Aim:
Look for "status" in each line of the entries, and return the matching lines.
** BEGIN Records provided **
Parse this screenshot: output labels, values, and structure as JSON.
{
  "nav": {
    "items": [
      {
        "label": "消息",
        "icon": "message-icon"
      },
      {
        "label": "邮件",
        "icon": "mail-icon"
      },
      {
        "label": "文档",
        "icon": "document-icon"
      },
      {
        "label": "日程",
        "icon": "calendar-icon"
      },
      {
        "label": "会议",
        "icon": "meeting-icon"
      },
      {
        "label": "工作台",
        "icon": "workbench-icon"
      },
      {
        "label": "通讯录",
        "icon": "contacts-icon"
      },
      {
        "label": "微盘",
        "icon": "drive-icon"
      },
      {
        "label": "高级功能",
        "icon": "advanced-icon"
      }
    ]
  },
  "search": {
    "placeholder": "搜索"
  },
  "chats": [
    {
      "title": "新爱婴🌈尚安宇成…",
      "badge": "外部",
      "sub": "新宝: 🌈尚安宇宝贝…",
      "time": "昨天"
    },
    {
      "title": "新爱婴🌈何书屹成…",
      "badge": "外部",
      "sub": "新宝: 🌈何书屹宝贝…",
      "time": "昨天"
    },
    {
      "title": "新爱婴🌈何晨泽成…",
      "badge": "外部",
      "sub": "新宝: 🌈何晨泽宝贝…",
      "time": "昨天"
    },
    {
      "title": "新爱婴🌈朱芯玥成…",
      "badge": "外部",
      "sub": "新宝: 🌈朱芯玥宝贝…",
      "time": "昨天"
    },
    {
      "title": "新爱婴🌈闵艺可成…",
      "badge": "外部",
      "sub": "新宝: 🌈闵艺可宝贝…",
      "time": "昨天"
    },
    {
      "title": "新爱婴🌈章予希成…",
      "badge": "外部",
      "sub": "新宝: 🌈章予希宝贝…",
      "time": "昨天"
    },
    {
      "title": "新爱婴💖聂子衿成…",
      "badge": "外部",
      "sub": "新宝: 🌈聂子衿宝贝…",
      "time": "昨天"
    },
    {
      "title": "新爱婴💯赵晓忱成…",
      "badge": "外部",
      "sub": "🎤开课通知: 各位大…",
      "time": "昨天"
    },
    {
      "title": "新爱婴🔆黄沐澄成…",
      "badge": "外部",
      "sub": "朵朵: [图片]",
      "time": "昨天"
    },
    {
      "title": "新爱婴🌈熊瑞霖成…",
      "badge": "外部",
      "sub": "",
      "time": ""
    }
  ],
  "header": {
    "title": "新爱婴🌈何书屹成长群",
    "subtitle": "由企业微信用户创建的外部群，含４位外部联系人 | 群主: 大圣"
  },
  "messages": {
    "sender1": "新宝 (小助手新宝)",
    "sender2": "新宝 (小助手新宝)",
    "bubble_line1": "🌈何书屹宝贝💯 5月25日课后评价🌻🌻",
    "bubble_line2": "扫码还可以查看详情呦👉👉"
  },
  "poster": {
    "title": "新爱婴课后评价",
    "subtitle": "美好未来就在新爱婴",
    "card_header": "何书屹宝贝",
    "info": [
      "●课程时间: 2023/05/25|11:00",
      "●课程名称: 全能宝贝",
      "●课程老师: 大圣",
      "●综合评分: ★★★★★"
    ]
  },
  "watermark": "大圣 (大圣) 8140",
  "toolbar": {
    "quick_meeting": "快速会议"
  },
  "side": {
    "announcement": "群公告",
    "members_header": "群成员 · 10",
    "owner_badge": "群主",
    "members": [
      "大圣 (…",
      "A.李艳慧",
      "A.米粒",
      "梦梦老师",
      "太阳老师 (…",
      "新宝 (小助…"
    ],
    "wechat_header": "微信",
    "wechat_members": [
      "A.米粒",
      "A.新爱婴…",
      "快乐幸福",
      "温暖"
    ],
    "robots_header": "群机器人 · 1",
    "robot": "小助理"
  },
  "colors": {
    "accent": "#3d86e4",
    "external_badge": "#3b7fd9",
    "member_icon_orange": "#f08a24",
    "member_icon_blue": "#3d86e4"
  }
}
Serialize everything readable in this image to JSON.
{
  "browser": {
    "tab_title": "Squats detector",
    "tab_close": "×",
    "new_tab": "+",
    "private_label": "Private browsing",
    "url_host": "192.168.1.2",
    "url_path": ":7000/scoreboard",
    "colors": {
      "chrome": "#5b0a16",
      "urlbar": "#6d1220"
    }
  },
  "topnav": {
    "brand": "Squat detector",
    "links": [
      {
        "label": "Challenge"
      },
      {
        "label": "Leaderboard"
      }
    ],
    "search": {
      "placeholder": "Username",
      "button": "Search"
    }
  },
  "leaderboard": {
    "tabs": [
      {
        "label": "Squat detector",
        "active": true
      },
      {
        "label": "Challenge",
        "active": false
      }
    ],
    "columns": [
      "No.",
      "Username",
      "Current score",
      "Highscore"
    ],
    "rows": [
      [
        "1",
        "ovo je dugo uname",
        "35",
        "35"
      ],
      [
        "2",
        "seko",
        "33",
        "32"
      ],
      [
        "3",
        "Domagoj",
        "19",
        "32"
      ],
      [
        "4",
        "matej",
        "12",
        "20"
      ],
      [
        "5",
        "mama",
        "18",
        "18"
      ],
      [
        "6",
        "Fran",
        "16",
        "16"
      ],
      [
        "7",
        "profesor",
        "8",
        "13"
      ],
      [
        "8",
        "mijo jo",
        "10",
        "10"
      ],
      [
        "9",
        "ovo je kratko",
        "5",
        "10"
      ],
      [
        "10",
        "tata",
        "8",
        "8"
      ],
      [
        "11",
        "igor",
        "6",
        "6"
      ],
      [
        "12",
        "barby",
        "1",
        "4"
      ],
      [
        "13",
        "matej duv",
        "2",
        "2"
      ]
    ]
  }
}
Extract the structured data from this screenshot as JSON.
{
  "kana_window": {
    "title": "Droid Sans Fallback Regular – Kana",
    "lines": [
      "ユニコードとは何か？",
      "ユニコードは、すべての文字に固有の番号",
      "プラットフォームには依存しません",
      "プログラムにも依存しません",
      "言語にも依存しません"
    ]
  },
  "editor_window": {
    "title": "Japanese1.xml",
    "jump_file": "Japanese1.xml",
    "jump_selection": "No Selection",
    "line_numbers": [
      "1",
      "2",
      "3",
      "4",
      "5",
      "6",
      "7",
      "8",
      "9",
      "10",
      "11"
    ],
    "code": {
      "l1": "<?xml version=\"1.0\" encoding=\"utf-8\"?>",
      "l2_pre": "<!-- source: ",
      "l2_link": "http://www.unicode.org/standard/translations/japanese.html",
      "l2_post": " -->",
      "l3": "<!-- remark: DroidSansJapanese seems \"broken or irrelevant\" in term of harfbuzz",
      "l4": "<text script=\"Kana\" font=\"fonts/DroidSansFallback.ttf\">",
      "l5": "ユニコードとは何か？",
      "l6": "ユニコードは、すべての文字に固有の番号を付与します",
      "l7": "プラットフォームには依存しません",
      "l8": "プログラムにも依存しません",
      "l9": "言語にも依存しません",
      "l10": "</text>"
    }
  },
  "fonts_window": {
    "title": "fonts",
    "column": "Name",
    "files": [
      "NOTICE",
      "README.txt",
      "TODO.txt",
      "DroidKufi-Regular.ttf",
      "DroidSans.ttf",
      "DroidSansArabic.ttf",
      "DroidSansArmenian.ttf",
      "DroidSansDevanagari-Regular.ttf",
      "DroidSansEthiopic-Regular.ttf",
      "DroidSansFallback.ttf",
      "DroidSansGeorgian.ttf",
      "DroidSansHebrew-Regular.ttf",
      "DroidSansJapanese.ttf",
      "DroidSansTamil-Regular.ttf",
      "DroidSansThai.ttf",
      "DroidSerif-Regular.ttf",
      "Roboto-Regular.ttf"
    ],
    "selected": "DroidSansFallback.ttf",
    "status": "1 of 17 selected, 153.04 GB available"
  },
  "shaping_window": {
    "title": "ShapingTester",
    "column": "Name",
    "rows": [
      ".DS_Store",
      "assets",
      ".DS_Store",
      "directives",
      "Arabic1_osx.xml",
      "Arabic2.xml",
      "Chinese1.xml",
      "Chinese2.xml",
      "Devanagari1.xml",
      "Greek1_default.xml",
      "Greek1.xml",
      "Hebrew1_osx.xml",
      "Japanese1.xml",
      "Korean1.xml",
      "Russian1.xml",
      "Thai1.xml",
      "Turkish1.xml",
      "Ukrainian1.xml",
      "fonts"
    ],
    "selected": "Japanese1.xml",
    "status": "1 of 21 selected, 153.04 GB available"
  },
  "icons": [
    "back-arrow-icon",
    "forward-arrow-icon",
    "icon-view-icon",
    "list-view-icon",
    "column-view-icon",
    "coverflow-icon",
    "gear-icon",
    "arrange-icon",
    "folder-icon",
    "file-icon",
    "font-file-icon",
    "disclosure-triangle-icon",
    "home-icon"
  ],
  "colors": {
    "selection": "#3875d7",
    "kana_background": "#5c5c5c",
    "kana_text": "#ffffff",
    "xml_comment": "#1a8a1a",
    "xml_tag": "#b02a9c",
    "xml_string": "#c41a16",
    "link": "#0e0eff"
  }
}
** END Records provided **
Finished answer:
    "status": "1 of 17 selected, 153.04 GB available"
    "status": "1 of 21 selected, 153.04 GB available"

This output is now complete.